» INSTRUCTIONS TO FOLLOW: Repeat the listing with every "feature-title" swapped for "feature-heading", changing nothing else, and omit the pictures.
#####
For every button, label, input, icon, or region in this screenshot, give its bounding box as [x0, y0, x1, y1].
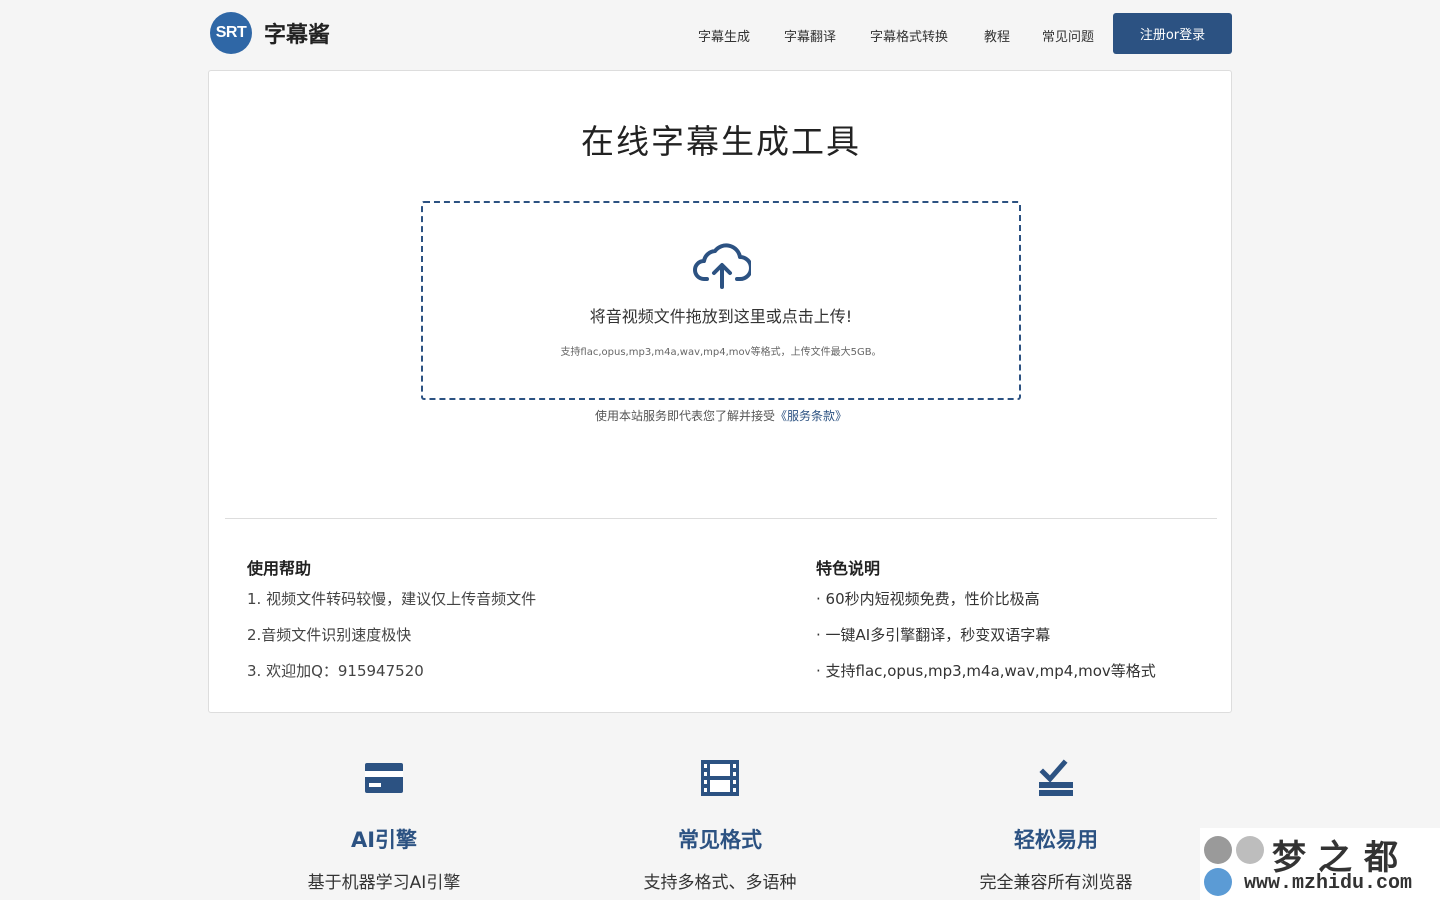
logo-name: 字幕酱 — [264, 23, 331, 48]
feature-ai-engine: AI引擎 基于机器学习AI引擎 — [224, 758, 544, 893]
feature-title: 轻松易用 — [1014, 828, 1098, 852]
feature-info-item: · 60秒内短视频免费，性价比极高 — [816, 590, 1040, 608]
check-tray-icon — [1039, 759, 1073, 796]
terms-notice: 使用本站服务即代表您了解并接受《服务条款》 — [209, 407, 1233, 424]
feature-formats: 常见格式 支持多格式、多语种 — [560, 758, 880, 893]
watermark-face-icon — [1236, 836, 1264, 864]
feature-desc: 基于机器学习AI引擎 — [307, 873, 461, 893]
site-logo[interactable]: SRT 字幕酱 — [210, 12, 330, 54]
watermark-face-icon — [1204, 836, 1232, 864]
feature-title: 常见格式 — [678, 828, 762, 852]
logo-badge: SRT — [210, 12, 252, 54]
features-info-title: 特色说明 — [816, 559, 881, 578]
terms-text: 使用本站服务即代表您了解并接受 — [594, 409, 775, 423]
upload-dropzone[interactable]: 将音视频文件拖放到这里或点击上传! 支持flac,opus,mp3,m4a,wa… — [421, 201, 1021, 400]
nav-item-subtitle-generate[interactable]: 字幕生成 — [698, 26, 750, 45]
features-info-section: 特色说明 · 60秒内短视频免费，性价比极高 · 一键AI多引擎翻译，秒变双语字… — [816, 555, 1156, 683]
help-item: 2.音频文件识别速度极快 — [247, 626, 412, 644]
film-icon — [701, 760, 739, 796]
cloud-upload-icon — [693, 243, 751, 289]
nav-item-tutorial[interactable]: 教程 — [984, 26, 1010, 45]
upload-prompt: 将音视频文件拖放到这里或点击上传! — [589, 307, 853, 326]
login-button[interactable]: 注册or登录 — [1113, 13, 1232, 54]
page-title: 在线字幕生成工具 — [581, 122, 861, 161]
nav-item-faq[interactable]: 常见问题 — [1042, 26, 1094, 45]
help-item: 3. 欢迎加Q：915947520 — [247, 662, 424, 680]
feature-desc: 完全兼容所有浏览器 — [979, 873, 1133, 893]
section-divider — [225, 518, 1217, 519]
terms-link[interactable]: 《服务条款》 — [775, 409, 847, 423]
watermark-url: www.mzhidu.com — [1244, 872, 1413, 895]
help-item: 1. 视频文件转码较慢，建议仅上传音频文件 — [247, 590, 537, 608]
upload-format-hint: 支持flac,opus,mp3,m4a,wav,mp4,mov等格式，上传文件最… — [560, 347, 882, 358]
feature-desc: 支持多格式、多语种 — [643, 873, 797, 893]
help-title: 使用帮助 — [247, 559, 312, 578]
feature-title: AI引擎 — [350, 828, 418, 852]
feature-info-item: · 支持flac,opus,mp3,m4a,wav,mp4,mov等格式 — [816, 662, 1156, 680]
nav-item-subtitle-translate[interactable]: 字幕翻译 — [784, 26, 836, 45]
site-header: SRT 字幕酱 字幕生成 字幕翻译 字幕格式转换 教程 常见问题 注册or登录 — [0, 0, 1440, 66]
credit-card-icon — [365, 763, 403, 793]
main-card: 在线字幕生成工具 将音视频文件拖放到这里或点击上传! 支持flac,opus,m… — [208, 70, 1232, 713]
watermark-face-icon — [1204, 868, 1232, 896]
feature-info-item: · 一键AI多引擎翻译，秒变双语字幕 — [816, 626, 1051, 644]
nav-item-format-convert[interactable]: 字幕格式转换 — [870, 26, 948, 45]
feature-easy-use: 轻松易用 完全兼容所有浏览器 — [896, 758, 1216, 893]
watermark: 梦之都 www.mzhidu.com — [1200, 828, 1440, 900]
help-section: 使用帮助 1. 视频文件转码较慢，建议仅上传音频文件 2.音频文件识别速度极快 … — [247, 555, 536, 683]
#####
» COMPLETE OUTPUT:
For every button, label, input, icon, or region in this screenshot, give its bounding box as [x0, y0, x1, y1].
logo-name: 字幕酱 — [264, 23, 331, 48]
feature-ai-engine: AI引擎 基于机器学习AI引擎 — [224, 758, 544, 893]
feature-heading: 轻松易用 — [1014, 828, 1098, 852]
feature-info-item: · 60秒内短视频免费，性价比极高 — [816, 590, 1040, 608]
check-tray-icon — [1039, 759, 1073, 796]
terms-notice: 使用本站服务即代表您了解并接受《服务条款》 — [209, 407, 1233, 424]
feature-formats: 常见格式 支持多格式、多语种 — [560, 758, 880, 893]
watermark-face-icon — [1236, 836, 1264, 864]
feature-desc: 基于机器学习AI引擎 — [307, 873, 461, 893]
site-logo[interactable]: SRT 字幕酱 — [210, 12, 330, 54]
watermark-face-icon — [1204, 836, 1232, 864]
feature-heading: 常见格式 — [678, 828, 762, 852]
logo-badge: SRT — [210, 12, 252, 54]
features-info-title: 特色说明 — [816, 559, 881, 578]
terms-text: 使用本站服务即代表您了解并接受 — [594, 409, 775, 423]
upload-dropzone[interactable]: 将音视频文件拖放到这里或点击上传! 支持flac,opus,mp3,m4a,wa… — [421, 201, 1021, 400]
nav-item-subtitle-generate[interactable]: 字幕生成 — [698, 26, 750, 45]
features-info-section: 特色说明 · 60秒内短视频免费，性价比极高 · 一键AI多引擎翻译，秒变双语字… — [816, 555, 1156, 683]
help-item: 2.音频文件识别速度极快 — [247, 626, 412, 644]
film-icon — [701, 760, 739, 796]
cloud-upload-icon — [693, 243, 751, 289]
nav-item-tutorial[interactable]: 教程 — [984, 26, 1010, 45]
upload-prompt: 将音视频文件拖放到这里或点击上传! — [589, 307, 853, 326]
login-button[interactable]: 注册or登录 — [1113, 13, 1232, 54]
page-title: 在线字幕生成工具 — [581, 122, 861, 161]
nav-item-faq[interactable]: 常见问题 — [1042, 26, 1094, 45]
help-item: 3. 欢迎加Q：915947520 — [247, 662, 424, 680]
feature-desc: 完全兼容所有浏览器 — [979, 873, 1133, 893]
section-divider — [225, 518, 1217, 519]
terms-link[interactable]: 《服务条款》 — [775, 409, 847, 423]
watermark-url: www.mzhidu.com — [1244, 872, 1413, 895]
help-item: 1. 视频文件转码较慢，建议仅上传音频文件 — [247, 590, 537, 608]
upload-format-hint: 支持flac,opus,mp3,m4a,wav,mp4,mov等格式，上传文件最… — [560, 347, 882, 358]
feature-desc: 支持多格式、多语种 — [643, 873, 797, 893]
help-title: 使用帮助 — [247, 559, 312, 578]
feature-heading: AI引擎 — [350, 828, 418, 852]
feature-info-item: · 支持flac,opus,mp3,m4a,wav,mp4,mov等格式 — [816, 662, 1156, 680]
nav-item-subtitle-translate[interactable]: 字幕翻译 — [784, 26, 836, 45]
site-header: SRT 字幕酱 字幕生成 字幕翻译 字幕格式转换 教程 常见问题 注册or登录 — [0, 0, 1440, 66]
credit-card-icon — [365, 763, 403, 793]
main-card: 在线字幕生成工具 将音视频文件拖放到这里或点击上传! 支持flac,opus,m… — [208, 70, 1232, 713]
watermark-face-icon — [1204, 868, 1232, 896]
feature-info-item: · 一键AI多引擎翻译，秒变双语字幕 — [816, 626, 1051, 644]
nav-item-format-convert[interactable]: 字幕格式转换 — [870, 26, 948, 45]
feature-easy-use: 轻松易用 完全兼容所有浏览器 — [896, 758, 1216, 893]
watermark: 梦之都 www.mzhidu.com — [1200, 828, 1440, 900]
help-section: 使用帮助 1. 视频文件转码较慢，建议仅上传音频文件 2.音频文件识别速度极快 … — [247, 555, 536, 683]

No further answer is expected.